Data records
○ ○ ○

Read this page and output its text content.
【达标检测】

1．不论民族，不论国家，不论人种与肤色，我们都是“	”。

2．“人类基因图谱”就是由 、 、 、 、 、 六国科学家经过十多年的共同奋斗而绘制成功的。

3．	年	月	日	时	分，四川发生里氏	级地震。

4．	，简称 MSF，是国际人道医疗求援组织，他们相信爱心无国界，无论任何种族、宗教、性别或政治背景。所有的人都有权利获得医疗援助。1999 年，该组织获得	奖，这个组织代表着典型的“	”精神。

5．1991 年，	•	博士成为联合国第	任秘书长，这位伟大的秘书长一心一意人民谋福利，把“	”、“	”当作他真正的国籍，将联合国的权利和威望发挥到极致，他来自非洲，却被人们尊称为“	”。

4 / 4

○ ○ ○

- Exercise objective
Reproduce all the records precisely.

- The solution
Read this page and output its text content.
【达标检测】

1．不论民族，不论国家，不论人种与肤色，我们都是“	”。

2．“人类基因图谱”就是由 、 、 、 、 、 六国科学家经过十多年的共同奋斗而绘制成功的。

3．	年	月	日	时	分，四川发生里氏	级地震。

4．	，简称 MSF，是国际人道医疗求援组织，他们相信爱心无国界，无论任何种族、宗教、性别或政治背景。所有的人都有权利获得医疗援助。1999 年，该组织获得	奖，这个组织代表着典型的“	”精神。

5．1991 年，	•	博士成为联合国第	任秘书长，这位伟大的秘书长一心一意人民谋福利，把“	”、“	”当作他真正的国籍，将联合国的权利和威望发挥到极致，他来自非洲，却被人们尊称为“	”。

4 / 4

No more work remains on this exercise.